## Information shown
** Start **
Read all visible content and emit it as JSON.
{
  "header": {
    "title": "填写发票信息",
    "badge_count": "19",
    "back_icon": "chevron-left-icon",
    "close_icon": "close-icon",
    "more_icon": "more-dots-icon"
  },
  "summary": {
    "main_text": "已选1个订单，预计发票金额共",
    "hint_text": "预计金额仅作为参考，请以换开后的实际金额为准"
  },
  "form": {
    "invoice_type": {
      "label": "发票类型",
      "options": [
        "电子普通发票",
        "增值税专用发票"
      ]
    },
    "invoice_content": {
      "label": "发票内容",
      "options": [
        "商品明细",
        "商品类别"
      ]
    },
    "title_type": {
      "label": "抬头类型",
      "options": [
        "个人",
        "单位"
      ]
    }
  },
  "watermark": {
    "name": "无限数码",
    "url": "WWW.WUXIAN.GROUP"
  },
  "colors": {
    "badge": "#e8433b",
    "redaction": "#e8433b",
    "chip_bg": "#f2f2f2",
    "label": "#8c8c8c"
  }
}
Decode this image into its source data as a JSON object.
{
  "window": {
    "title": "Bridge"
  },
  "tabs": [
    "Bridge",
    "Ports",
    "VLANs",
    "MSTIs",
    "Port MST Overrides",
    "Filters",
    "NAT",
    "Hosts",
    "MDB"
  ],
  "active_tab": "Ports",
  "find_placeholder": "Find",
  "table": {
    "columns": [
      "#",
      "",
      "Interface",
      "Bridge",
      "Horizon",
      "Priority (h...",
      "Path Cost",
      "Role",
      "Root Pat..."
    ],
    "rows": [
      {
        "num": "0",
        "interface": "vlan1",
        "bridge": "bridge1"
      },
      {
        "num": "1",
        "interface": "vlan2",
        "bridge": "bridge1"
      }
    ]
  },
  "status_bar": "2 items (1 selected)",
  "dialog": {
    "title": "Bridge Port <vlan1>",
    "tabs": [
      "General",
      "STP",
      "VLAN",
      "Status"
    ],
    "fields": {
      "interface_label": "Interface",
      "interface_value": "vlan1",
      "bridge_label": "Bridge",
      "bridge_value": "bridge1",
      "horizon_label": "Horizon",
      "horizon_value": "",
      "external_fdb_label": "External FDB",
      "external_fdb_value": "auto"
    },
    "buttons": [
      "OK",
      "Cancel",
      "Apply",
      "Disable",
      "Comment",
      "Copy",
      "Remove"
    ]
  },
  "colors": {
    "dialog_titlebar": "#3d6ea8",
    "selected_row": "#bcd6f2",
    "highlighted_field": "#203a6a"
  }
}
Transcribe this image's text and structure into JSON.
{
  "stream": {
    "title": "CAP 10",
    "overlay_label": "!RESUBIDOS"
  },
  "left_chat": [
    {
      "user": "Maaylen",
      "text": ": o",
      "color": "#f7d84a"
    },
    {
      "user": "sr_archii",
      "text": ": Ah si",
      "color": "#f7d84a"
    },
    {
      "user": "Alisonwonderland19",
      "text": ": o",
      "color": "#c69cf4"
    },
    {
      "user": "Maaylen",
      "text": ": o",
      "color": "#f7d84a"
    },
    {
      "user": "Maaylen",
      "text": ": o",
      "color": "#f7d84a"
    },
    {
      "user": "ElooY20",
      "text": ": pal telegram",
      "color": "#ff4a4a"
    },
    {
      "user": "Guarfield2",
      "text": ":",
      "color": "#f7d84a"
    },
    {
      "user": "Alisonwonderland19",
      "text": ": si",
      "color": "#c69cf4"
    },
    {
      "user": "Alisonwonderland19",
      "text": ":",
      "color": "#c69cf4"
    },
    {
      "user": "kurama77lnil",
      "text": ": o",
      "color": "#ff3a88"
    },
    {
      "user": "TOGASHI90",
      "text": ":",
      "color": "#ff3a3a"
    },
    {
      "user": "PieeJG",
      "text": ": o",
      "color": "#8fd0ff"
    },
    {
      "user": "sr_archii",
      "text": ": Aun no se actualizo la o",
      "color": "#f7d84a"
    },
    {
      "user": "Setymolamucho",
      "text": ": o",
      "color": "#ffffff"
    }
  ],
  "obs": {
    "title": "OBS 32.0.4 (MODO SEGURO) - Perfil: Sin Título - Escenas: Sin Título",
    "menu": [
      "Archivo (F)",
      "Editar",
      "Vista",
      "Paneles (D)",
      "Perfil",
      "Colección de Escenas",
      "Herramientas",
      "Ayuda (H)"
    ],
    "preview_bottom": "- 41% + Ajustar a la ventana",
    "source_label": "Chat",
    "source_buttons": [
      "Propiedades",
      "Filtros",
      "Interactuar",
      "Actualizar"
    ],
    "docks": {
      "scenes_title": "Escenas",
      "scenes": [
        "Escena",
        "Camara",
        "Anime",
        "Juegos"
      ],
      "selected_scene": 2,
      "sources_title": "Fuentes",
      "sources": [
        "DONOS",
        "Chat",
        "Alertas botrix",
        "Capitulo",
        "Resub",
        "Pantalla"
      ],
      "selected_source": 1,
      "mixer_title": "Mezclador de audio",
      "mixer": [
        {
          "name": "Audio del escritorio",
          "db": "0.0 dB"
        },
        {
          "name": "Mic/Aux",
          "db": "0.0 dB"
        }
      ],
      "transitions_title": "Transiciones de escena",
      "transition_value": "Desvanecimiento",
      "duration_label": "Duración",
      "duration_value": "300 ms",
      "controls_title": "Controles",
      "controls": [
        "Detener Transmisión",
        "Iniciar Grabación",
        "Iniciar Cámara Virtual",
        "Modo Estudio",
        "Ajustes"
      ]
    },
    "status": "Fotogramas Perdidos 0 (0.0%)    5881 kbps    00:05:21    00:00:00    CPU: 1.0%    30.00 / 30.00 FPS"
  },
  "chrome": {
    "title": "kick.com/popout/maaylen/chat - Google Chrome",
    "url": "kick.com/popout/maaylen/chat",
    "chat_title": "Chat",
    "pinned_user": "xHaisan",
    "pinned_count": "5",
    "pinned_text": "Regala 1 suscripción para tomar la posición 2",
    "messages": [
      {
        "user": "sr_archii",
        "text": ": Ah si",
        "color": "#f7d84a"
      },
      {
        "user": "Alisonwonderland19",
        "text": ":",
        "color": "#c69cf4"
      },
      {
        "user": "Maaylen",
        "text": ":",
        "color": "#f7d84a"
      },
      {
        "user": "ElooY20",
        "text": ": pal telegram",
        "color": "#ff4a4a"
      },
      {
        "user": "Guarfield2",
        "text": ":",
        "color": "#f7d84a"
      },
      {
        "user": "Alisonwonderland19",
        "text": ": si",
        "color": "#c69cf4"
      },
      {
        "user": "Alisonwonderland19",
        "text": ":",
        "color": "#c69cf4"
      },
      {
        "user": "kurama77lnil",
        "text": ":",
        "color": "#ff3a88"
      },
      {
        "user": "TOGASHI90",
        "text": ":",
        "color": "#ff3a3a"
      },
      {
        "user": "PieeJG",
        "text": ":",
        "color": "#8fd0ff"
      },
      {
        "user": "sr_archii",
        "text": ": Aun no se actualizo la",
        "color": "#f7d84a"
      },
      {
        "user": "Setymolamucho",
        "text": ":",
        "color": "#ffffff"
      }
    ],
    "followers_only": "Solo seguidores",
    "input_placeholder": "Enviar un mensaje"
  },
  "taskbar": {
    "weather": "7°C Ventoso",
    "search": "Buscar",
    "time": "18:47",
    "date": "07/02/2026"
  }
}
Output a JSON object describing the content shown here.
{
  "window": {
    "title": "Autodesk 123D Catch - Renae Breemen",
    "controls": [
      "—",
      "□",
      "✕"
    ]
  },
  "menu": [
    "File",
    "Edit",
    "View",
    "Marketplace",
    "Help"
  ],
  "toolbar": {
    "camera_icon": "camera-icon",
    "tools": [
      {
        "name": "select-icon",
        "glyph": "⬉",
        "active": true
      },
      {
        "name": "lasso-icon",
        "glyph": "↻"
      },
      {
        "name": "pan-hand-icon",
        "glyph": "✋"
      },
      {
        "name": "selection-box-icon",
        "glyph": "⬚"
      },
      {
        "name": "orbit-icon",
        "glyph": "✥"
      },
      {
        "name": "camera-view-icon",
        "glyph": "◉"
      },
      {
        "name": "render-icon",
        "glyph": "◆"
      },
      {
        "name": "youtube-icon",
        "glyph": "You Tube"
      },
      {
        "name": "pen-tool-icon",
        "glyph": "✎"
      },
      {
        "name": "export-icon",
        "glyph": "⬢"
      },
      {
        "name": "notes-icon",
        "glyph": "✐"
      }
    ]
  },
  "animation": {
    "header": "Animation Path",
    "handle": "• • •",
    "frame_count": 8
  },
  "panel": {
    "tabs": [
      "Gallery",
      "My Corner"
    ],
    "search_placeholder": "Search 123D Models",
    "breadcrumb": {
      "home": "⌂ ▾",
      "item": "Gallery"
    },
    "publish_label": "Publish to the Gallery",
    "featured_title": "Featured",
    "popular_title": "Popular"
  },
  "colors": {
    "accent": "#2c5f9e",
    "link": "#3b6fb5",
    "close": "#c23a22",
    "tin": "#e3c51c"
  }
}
** End **
## Directions
Return a copy of every line that includes the word "glyph".

## Result of the exercise
        "glyph": "⬉",
        "glyph": "↻"
        "glyph": "✋"
        "glyph": "⬚"
        "glyph": "✥"
        "glyph": "◉"
        "glyph": "◆"
        "glyph": "You Tube"
        "glyph": "✎"
        "glyph": "⬢"
        "glyph": "✐"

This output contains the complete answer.